+++ DATA SECTION +++

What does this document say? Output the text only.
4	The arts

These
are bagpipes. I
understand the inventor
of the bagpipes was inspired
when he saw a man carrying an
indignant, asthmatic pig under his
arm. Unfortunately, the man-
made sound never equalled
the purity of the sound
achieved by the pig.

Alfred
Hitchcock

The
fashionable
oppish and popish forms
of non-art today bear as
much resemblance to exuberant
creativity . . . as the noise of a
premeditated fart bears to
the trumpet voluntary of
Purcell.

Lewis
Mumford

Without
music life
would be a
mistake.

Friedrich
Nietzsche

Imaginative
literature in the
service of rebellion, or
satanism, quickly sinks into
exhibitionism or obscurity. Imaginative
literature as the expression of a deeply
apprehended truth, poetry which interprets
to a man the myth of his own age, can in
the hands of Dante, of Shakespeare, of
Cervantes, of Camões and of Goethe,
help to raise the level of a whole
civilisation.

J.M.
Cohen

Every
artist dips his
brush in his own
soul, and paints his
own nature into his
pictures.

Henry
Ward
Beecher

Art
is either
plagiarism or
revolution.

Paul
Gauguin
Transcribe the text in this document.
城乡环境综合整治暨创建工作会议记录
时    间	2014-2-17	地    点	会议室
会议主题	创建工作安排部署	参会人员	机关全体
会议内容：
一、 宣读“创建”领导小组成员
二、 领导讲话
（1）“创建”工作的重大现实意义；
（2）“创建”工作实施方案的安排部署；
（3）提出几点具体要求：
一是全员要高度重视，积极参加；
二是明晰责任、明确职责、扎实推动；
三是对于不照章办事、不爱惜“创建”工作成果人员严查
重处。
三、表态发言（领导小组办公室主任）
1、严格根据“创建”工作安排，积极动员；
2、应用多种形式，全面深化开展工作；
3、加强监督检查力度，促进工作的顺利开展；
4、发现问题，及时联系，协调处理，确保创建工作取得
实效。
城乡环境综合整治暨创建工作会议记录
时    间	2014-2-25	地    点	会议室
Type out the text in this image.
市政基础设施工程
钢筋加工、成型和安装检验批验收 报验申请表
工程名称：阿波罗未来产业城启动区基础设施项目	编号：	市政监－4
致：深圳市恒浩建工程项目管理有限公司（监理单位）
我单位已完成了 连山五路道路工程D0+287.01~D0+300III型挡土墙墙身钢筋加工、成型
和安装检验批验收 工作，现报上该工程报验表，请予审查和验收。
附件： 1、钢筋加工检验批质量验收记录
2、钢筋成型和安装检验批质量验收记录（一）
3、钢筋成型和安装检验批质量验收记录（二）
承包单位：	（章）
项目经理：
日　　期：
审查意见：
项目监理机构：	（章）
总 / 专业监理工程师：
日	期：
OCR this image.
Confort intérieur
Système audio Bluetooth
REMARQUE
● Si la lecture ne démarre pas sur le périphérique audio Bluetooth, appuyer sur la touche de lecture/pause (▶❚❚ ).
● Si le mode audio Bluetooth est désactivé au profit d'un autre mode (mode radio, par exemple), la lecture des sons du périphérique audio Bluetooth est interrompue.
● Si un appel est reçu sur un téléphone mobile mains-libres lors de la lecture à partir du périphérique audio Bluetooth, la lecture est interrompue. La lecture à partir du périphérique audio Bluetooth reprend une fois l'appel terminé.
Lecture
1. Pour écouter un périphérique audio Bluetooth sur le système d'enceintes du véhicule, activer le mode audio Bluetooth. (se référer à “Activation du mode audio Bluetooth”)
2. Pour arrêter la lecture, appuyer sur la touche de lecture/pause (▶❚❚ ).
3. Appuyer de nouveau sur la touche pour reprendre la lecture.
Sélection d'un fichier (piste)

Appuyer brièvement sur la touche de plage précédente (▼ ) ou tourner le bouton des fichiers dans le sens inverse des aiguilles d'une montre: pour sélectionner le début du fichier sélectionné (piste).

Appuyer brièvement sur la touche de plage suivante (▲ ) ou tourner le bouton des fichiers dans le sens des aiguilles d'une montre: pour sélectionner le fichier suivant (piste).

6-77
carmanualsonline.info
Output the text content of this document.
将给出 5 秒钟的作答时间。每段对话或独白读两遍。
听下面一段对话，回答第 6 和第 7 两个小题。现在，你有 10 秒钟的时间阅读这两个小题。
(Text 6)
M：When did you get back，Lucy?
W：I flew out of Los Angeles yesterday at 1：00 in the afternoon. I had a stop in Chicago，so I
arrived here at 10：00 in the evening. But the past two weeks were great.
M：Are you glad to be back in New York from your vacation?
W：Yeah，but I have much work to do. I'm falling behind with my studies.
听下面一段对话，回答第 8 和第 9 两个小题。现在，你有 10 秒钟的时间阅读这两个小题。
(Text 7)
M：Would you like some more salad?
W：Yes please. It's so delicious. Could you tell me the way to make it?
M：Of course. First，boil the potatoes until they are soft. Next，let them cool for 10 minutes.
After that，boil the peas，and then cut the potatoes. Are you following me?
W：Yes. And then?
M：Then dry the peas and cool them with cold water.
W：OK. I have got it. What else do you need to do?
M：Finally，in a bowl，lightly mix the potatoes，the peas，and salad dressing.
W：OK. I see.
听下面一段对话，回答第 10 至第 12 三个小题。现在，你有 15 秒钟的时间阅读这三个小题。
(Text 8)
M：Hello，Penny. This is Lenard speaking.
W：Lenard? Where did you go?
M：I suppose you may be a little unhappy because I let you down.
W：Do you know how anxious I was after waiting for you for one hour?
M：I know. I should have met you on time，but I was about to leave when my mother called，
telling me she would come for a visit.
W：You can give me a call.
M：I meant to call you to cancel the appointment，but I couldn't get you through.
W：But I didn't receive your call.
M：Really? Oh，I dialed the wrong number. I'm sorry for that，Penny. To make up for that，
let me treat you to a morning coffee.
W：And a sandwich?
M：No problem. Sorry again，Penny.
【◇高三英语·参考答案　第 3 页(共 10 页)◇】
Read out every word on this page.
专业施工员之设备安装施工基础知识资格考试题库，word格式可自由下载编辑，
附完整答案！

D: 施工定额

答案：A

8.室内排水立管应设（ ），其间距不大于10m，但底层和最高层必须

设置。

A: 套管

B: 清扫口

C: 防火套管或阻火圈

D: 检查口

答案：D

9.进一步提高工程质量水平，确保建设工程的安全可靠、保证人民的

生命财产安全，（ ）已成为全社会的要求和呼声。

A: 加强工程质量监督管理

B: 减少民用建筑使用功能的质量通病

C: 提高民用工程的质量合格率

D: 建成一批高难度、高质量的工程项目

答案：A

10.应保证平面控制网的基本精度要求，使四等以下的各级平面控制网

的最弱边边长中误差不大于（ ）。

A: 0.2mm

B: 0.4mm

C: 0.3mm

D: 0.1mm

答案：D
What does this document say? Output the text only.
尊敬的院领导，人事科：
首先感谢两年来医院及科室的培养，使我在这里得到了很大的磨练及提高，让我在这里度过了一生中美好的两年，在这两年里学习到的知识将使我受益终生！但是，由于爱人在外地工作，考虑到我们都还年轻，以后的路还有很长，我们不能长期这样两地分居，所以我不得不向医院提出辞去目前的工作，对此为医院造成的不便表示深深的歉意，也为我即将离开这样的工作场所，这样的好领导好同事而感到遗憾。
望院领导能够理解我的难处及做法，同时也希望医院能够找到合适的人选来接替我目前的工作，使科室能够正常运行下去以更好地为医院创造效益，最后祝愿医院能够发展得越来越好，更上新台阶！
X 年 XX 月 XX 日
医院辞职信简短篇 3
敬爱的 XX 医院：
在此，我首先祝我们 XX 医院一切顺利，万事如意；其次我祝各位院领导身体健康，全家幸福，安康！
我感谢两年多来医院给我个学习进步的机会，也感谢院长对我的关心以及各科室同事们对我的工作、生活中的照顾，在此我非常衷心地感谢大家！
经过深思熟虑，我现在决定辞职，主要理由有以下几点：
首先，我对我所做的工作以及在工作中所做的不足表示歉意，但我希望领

+++

In full and verbatim, repeat the records given above.

◆ THE SOLUTION ◆
What does this document say? Output the text only.
4	The arts

These
are bagpipes. I
understand the inventor
of the bagpipes was inspired
when he saw a man carrying an
indignant, asthmatic pig under his
arm. Unfortunately, the man-
made sound never equalled
the purity of the sound
achieved by the pig.

Alfred
Hitchcock

The
fashionable
oppish and popish forms
of non-art today bear as
much resemblance to exuberant
creativity . . . as the noise of a
premeditated fart bears to
the trumpet voluntary of
Purcell.

Lewis
Mumford

Without
music life
would be a
mistake.

Friedrich
Nietzsche

Imaginative
literature in the
service of rebellion, or
satanism, quickly sinks into
exhibitionism or obscurity. Imaginative
literature as the expression of a deeply
apprehended truth, poetry which interprets
to a man the myth of his own age, can in
the hands of Dante, of Shakespeare, of
Cervantes, of Camões and of Goethe,
help to raise the level of a whole
civilisation.

J.M.
Cohen

Every
artist dips his
brush in his own
soul, and paints his
own nature into his
pictures.

Henry
Ward
Beecher

Art
is either
plagiarism or
revolution.

Paul
Gauguin
Transcribe the text in this document.
城乡环境综合整治暨创建工作会议记录
时    间	2014-2-17	地    点	会议室
会议主题	创建工作安排部署	参会人员	机关全体
会议内容：
一、 宣读“创建”领导小组成员
二、 领导讲话
（1）“创建”工作的重大现实意义；
（2）“创建”工作实施方案的安排部署；
（3）提出几点具体要求：
一是全员要高度重视，积极参加；
二是明晰责任、明确职责、扎实推动；
三是对于不照章办事、不爱惜“创建”工作成果人员严查
重处。
三、表态发言（领导小组办公室主任）
1、严格根据“创建”工作安排，积极动员；
2、应用多种形式，全面深化开展工作；
3、加强监督检查力度，促进工作的顺利开展；
4、发现问题，及时联系，协调处理，确保创建工作取得
实效。
城乡环境综合整治暨创建工作会议记录
时    间	2014-2-25	地    点	会议室
Type out the text in this image.
市政基础设施工程
钢筋加工、成型和安装检验批验收 报验申请表
工程名称：阿波罗未来产业城启动区基础设施项目	编号：	市政监－4
致：深圳市恒浩建工程项目管理有限公司（监理单位）
我单位已完成了 连山五路道路工程D0+287.01~D0+300III型挡土墙墙身钢筋加工、成型
和安装检验批验收 工作，现报上该工程报验表，请予审查和验收。
附件： 1、钢筋加工检验批质量验收记录
2、钢筋成型和安装检验批质量验收记录（一）
3、钢筋成型和安装检验批质量验收记录（二）
承包单位：	（章）
项目经理：
日　　期：
审查意见：
项目监理机构：	（章）
总 / 专业监理工程师：
日	期：
OCR this image.
Confort intérieur
Système audio Bluetooth
REMARQUE
● Si la lecture ne démarre pas sur le périphérique audio Bluetooth, appuyer sur la touche de lecture/pause (▶❚❚ ).
● Si le mode audio Bluetooth est désactivé au profit d'un autre mode (mode radio, par exemple), la lecture des sons du périphérique audio Bluetooth est interrompue.
● Si un appel est reçu sur un téléphone mobile mains-libres lors de la lecture à partir du périphérique audio Bluetooth, la lecture est interrompue. La lecture à partir du périphérique audio Bluetooth reprend une fois l'appel terminé.
Lecture
1. Pour écouter un périphérique audio Bluetooth sur le système d'enceintes du véhicule, activer le mode audio Bluetooth. (se référer à “Activation du mode audio Bluetooth”)
2. Pour arrêter la lecture, appuyer sur la touche de lecture/pause (▶❚❚ ).
3. Appuyer de nouveau sur la touche pour reprendre la lecture.
Sélection d'un fichier (piste)

Appuyer brièvement sur la touche de plage précédente (▼ ) ou tourner le bouton des fichiers dans le sens inverse des aiguilles d'une montre: pour sélectionner le début du fichier sélectionné (piste).

Appuyer brièvement sur la touche de plage suivante (▲ ) ou tourner le bouton des fichiers dans le sens des aiguilles d'une montre: pour sélectionner le fichier suivant (piste).

6-77
carmanualsonline.info
Output the text content of this document.
将给出 5 秒钟的作答时间。每段对话或独白读两遍。
听下面一段对话，回答第 6 和第 7 两个小题。现在，你有 10 秒钟的时间阅读这两个小题。
(Text 6)
M：When did you get back，Lucy?
W：I flew out of Los Angeles yesterday at 1：00 in the afternoon. I had a stop in Chicago，so I
arrived here at 10：00 in the evening. But the past two weeks were great.
M：Are you glad to be back in New York from your vacation?
W：Yeah，but I have much work to do. I'm falling behind with my studies.
听下面一段对话，回答第 8 和第 9 两个小题。现在，你有 10 秒钟的时间阅读这两个小题。
(Text 7)
M：Would you like some more salad?
W：Yes please. It's so delicious. Could you tell me the way to make it?
M：Of course. First，boil the potatoes until they are soft. Next，let them cool for 10 minutes.
After that，boil the peas，and then cut the potatoes. Are you following me?
W：Yes. And then?
M：Then dry the peas and cool them with cold water.
W：OK. I have got it. What else do you need to do?
M：Finally，in a bowl，lightly mix the potatoes，the peas，and salad dressing.
W：OK. I see.
听下面一段对话，回答第 10 至第 12 三个小题。现在，你有 15 秒钟的时间阅读这三个小题。
(Text 8)
M：Hello，Penny. This is Lenard speaking.
W：Lenard? Where did you go?
M：I suppose you may be a little unhappy because I let you down.
W：Do you know how anxious I was after waiting for you for one hour?
M：I know. I should have met you on time，but I was about to leave when my mother called，
telling me she would come for a visit.
W：You can give me a call.
M：I meant to call you to cancel the appointment，but I couldn't get you through.
W：But I didn't receive your call.
M：Really? Oh，I dialed the wrong number. I'm sorry for that，Penny. To make up for that，
let me treat you to a morning coffee.
W：And a sandwich?
M：No problem. Sorry again，Penny.
【◇高三英语·参考答案　第 3 页(共 10 页)◇】
Read out every word on this page.
专业施工员之设备安装施工基础知识资格考试题库，word格式可自由下载编辑，
附完整答案！

D: 施工定额

答案：A

8.室内排水立管应设（ ），其间距不大于10m，但底层和最高层必须

设置。

A: 套管

B: 清扫口

C: 防火套管或阻火圈

D: 检查口

答案：D

9.进一步提高工程质量水平，确保建设工程的安全可靠、保证人民的

生命财产安全，（ ）已成为全社会的要求和呼声。

A: 加强工程质量监督管理

B: 减少民用建筑使用功能的质量通病

C: 提高民用工程的质量合格率

D: 建成一批高难度、高质量的工程项目

答案：A

10.应保证平面控制网的基本精度要求，使四等以下的各级平面控制网

的最弱边边长中误差不大于（ ）。

A: 0.2mm

B: 0.4mm

C: 0.3mm

D: 0.1mm

答案：D
What does this document say? Output the text only.
尊敬的院领导，人事科：
首先感谢两年来医院及科室的培养，使我在这里得到了很大的磨练及提高，让我在这里度过了一生中美好的两年，在这两年里学习到的知识将使我受益终生！但是，由于爱人在外地工作，考虑到我们都还年轻，以后的路还有很长，我们不能长期这样两地分居，所以我不得不向医院提出辞去目前的工作，对此为医院造成的不便表示深深的歉意，也为我即将离开这样的工作场所，这样的好领导好同事而感到遗憾。
望院领导能够理解我的难处及做法，同时也希望医院能够找到合适的人选来接替我目前的工作，使科室能够正常运行下去以更好地为医院创造效益，最后祝愿医院能够发展得越来越好，更上新台阶！
X 年 XX 月 XX 日
医院辞职信简短篇 3
敬爱的 XX 医院：
在此，我首先祝我们 XX 医院一切顺利，万事如意；其次我祝各位院领导身体健康，全家幸福，安康！
我感谢两年多来医院给我个学习进步的机会，也感谢院长对我的关心以及各科室同事们对我的工作、生活中的照顾，在此我非常衷心地感谢大家！
经过深思熟虑，我现在决定辞职，主要理由有以下几点：
首先，我对我所做的工作以及在工作中所做的不足表示歉意，但我希望领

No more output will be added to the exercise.